**INFORMATION GIVEN:**

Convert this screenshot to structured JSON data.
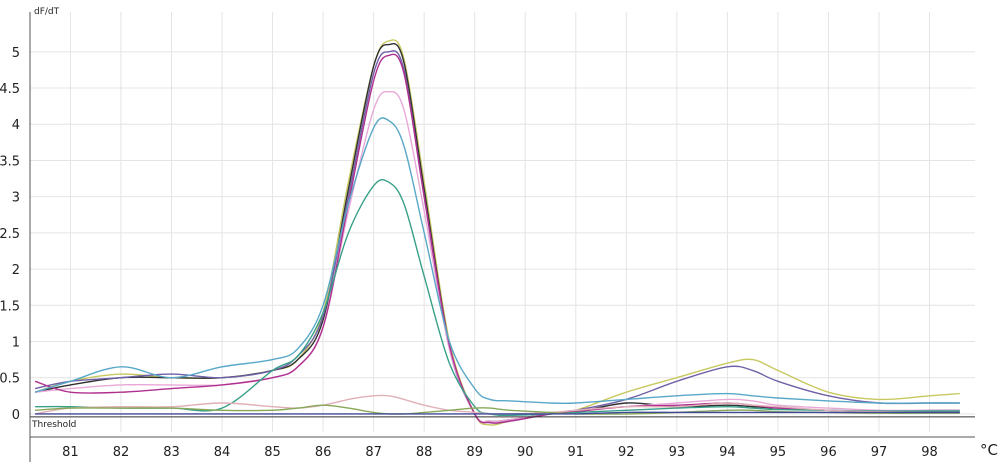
{
  "chart_data": {
    "type": "line",
    "ylabel": "dF/dT",
    "x_unit": "°C",
    "threshold_label": "Threshold",
    "threshold_value": 0,
    "xlim": [
      80.2,
      98.9
    ],
    "ylim": [
      -0.25,
      5.55
    ],
    "x_ticks": [
      81,
      82,
      83,
      84,
      85,
      86,
      87,
      88,
      89,
      90,
      91,
      92,
      93,
      94,
      95,
      96,
      97,
      98
    ],
    "x_tick_labels": [
      "81",
      "82",
      "83",
      "84",
      "85",
      "86",
      "87",
      "88",
      "89",
      "90",
      "91",
      "92",
      "93",
      "94",
      "95",
      "96",
      "97",
      "98"
    ],
    "y_ticks": [
      0,
      0.5,
      1,
      1.5,
      2,
      2.5,
      3,
      3.5,
      4,
      4.5,
      5
    ],
    "y_tick_labels": [
      "0",
      "0.5",
      "1",
      "1.5",
      "2",
      "2.5",
      "3",
      "3.5",
      "4",
      "4.5",
      "5"
    ],
    "grid": true,
    "series": [
      {
        "color": "#c8c860",
        "x": [
          80.3,
          81,
          82,
          83,
          84,
          85,
          85.5,
          86,
          86.5,
          87,
          87.3,
          87.6,
          88,
          88.5,
          89,
          89.3,
          89.7,
          90.5,
          91,
          92,
          93,
          94,
          94.5,
          95,
          96,
          97,
          98,
          98.6
        ],
        "y": [
          0.3,
          0.45,
          0.55,
          0.5,
          0.5,
          0.6,
          0.75,
          1.4,
          3.2,
          4.8,
          5.15,
          4.9,
          3.2,
          1.0,
          0.0,
          -0.15,
          -0.1,
          0.0,
          0.05,
          0.3,
          0.5,
          0.7,
          0.75,
          0.6,
          0.3,
          0.2,
          0.25,
          0.28
        ]
      },
      {
        "color": "#303030",
        "x": [
          80.3,
          81,
          82,
          83,
          84,
          85,
          85.5,
          86,
          86.5,
          87,
          87.3,
          87.6,
          88,
          88.5,
          89,
          89.3,
          89.7,
          90.5,
          91,
          92,
          93,
          94,
          94.5,
          95,
          96,
          97,
          98,
          98.6
        ],
        "y": [
          0.3,
          0.4,
          0.5,
          0.5,
          0.5,
          0.6,
          0.75,
          1.3,
          3.1,
          4.8,
          5.1,
          4.85,
          3.1,
          0.95,
          0.0,
          -0.1,
          -0.08,
          0.0,
          0.02,
          0.15,
          0.1,
          0.12,
          0.1,
          0.08,
          0.05,
          0.03,
          0.05,
          0.05
        ]
      },
      {
        "color": "#7060a8",
        "x": [
          80.3,
          81,
          82,
          83,
          84,
          85,
          85.5,
          86,
          86.5,
          87,
          87.3,
          87.6,
          88,
          88.5,
          89,
          89.3,
          89.7,
          90.5,
          91,
          92,
          93,
          94,
          94.5,
          95,
          96,
          97,
          98,
          98.6
        ],
        "y": [
          0.35,
          0.45,
          0.5,
          0.55,
          0.5,
          0.6,
          0.8,
          1.35,
          3.0,
          4.7,
          5.0,
          4.75,
          3.0,
          0.9,
          0.0,
          -0.12,
          -0.1,
          0.0,
          0.05,
          0.2,
          0.45,
          0.65,
          0.6,
          0.45,
          0.25,
          0.15,
          0.15,
          0.15
        ]
      },
      {
        "color": "#e8a8d8",
        "x": [
          80.3,
          81,
          82,
          83,
          84,
          85,
          85.5,
          86,
          86.5,
          87,
          87.3,
          87.6,
          88,
          88.5,
          89,
          89.3,
          89.7,
          90.5,
          91,
          92,
          93,
          94,
          94.5,
          95,
          96,
          97,
          98,
          98.6
        ],
        "y": [
          0.3,
          0.35,
          0.4,
          0.4,
          0.4,
          0.5,
          0.65,
          1.2,
          2.8,
          4.2,
          4.45,
          4.2,
          2.8,
          0.9,
          0.0,
          -0.1,
          -0.08,
          0.0,
          0.05,
          0.1,
          0.15,
          0.2,
          0.18,
          0.12,
          0.08,
          0.05,
          0.05,
          0.05
        ]
      },
      {
        "color": "#b03090",
        "x": [
          80.3,
          81,
          82,
          83,
          84,
          85,
          85.5,
          86,
          86.5,
          87,
          87.3,
          87.6,
          88,
          88.5,
          89,
          89.3,
          89.7,
          90.5,
          91,
          92,
          93,
          94,
          94.5,
          95,
          96,
          97,
          98,
          98.6
        ],
        "y": [
          0.45,
          0.3,
          0.3,
          0.35,
          0.4,
          0.5,
          0.65,
          1.2,
          2.9,
          4.6,
          4.95,
          4.7,
          3.0,
          0.95,
          0.0,
          -0.12,
          -0.1,
          0.0,
          0.03,
          0.1,
          0.12,
          0.15,
          0.12,
          0.08,
          0.05,
          0.03,
          0.03,
          0.03
        ]
      },
      {
        "color": "#58a8c8",
        "x": [
          80.3,
          81,
          82,
          83,
          84,
          85,
          85.5,
          86,
          86.5,
          87,
          87.3,
          87.6,
          88,
          88.5,
          89,
          89.3,
          89.7,
          90.5,
          91,
          92,
          93,
          94,
          94.5,
          95,
          96,
          97,
          98,
          98.6
        ],
        "y": [
          0.3,
          0.45,
          0.65,
          0.5,
          0.65,
          0.75,
          0.9,
          1.5,
          2.9,
          3.95,
          4.05,
          3.7,
          2.5,
          1.0,
          0.35,
          0.2,
          0.18,
          0.15,
          0.15,
          0.2,
          0.25,
          0.28,
          0.25,
          0.22,
          0.18,
          0.15,
          0.15,
          0.15
        ]
      },
      {
        "color": "#38a088",
        "x": [
          80.3,
          81,
          82,
          83,
          84,
          85,
          85.5,
          86,
          86.5,
          87,
          87.3,
          87.6,
          88,
          88.5,
          89,
          89.3,
          89.7,
          90.5,
          91,
          92,
          93,
          94,
          94.5,
          95,
          96,
          97,
          98,
          98.6
        ],
        "y": [
          0.1,
          0.1,
          0.08,
          0.08,
          0.08,
          0.6,
          0.8,
          1.4,
          2.5,
          3.15,
          3.2,
          2.9,
          1.9,
          0.7,
          0.1,
          0.0,
          -0.02,
          0.0,
          0.02,
          0.05,
          0.08,
          0.1,
          0.08,
          0.06,
          0.05,
          0.04,
          0.04,
          0.04
        ]
      },
      {
        "color": "#e0b0b8",
        "x": [
          80.3,
          81,
          82,
          83,
          84,
          85,
          85.5,
          86,
          86.5,
          87,
          87.3,
          87.6,
          88,
          88.5,
          89,
          89.3,
          89.7,
          90.5,
          91,
          92,
          93,
          94,
          94.5,
          95,
          96,
          97,
          98,
          98.6
        ],
        "y": [
          0.0,
          0.08,
          0.1,
          0.1,
          0.15,
          0.1,
          0.08,
          0.12,
          0.2,
          0.25,
          0.25,
          0.2,
          0.12,
          0.05,
          0.02,
          0.0,
          0.0,
          0.02,
          0.05,
          0.1,
          0.1,
          0.15,
          0.12,
          0.1,
          0.05,
          0.03,
          0.02,
          0.02
        ]
      },
      {
        "color": "#88a858",
        "x": [
          80.3,
          81,
          82,
          83,
          84,
          85,
          85.5,
          86,
          86.5,
          87,
          87.3,
          87.6,
          88,
          88.5,
          89,
          89.3,
          89.7,
          90.5,
          91,
          92,
          93,
          94,
          94.5,
          95,
          96,
          97,
          98,
          98.6
        ],
        "y": [
          0.05,
          0.08,
          0.08,
          0.08,
          0.05,
          0.05,
          0.08,
          0.12,
          0.08,
          0.02,
          0.0,
          0.0,
          0.02,
          0.05,
          0.08,
          0.08,
          0.05,
          0.02,
          0.0,
          0.0,
          0.02,
          0.05,
          0.05,
          0.03,
          0.02,
          0.01,
          0.01,
          0.01
        ]
      },
      {
        "color": "#404898",
        "x": [
          80.3,
          81,
          82,
          83,
          84,
          85,
          85.5,
          86,
          86.5,
          87,
          87.3,
          87.6,
          88,
          88.5,
          89,
          89.3,
          89.7,
          90.5,
          91,
          92,
          93,
          94,
          94.5,
          95,
          96,
          97,
          98,
          98.6
        ],
        "y": [
          0.0,
          0.0,
          0.0,
          0.0,
          0.0,
          0.0,
          0.0,
          0.0,
          0.0,
          0.0,
          0.0,
          0.0,
          0.0,
          0.0,
          0.0,
          0.0,
          0.0,
          0.0,
          0.0,
          0.02,
          0.02,
          0.02,
          0.02,
          0.02,
          0.02,
          0.02,
          0.02,
          0.02
        ]
      }
    ]
  }
}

**DIRECTIONS FOR THIS TASK:** Gather every line from the entries above where the word "color" appears, and copy them.

**RESPONSE:**
        "color": "#c8c860",
        "color": "#303030",
        "color": "#7060a8",
        "color": "#e8a8d8",
        "color": "#b03090",
        "color": "#58a8c8",
        "color": "#38a088",
        "color": "#e0b0b8",
        "color": "#88a858",
        "color": "#404898",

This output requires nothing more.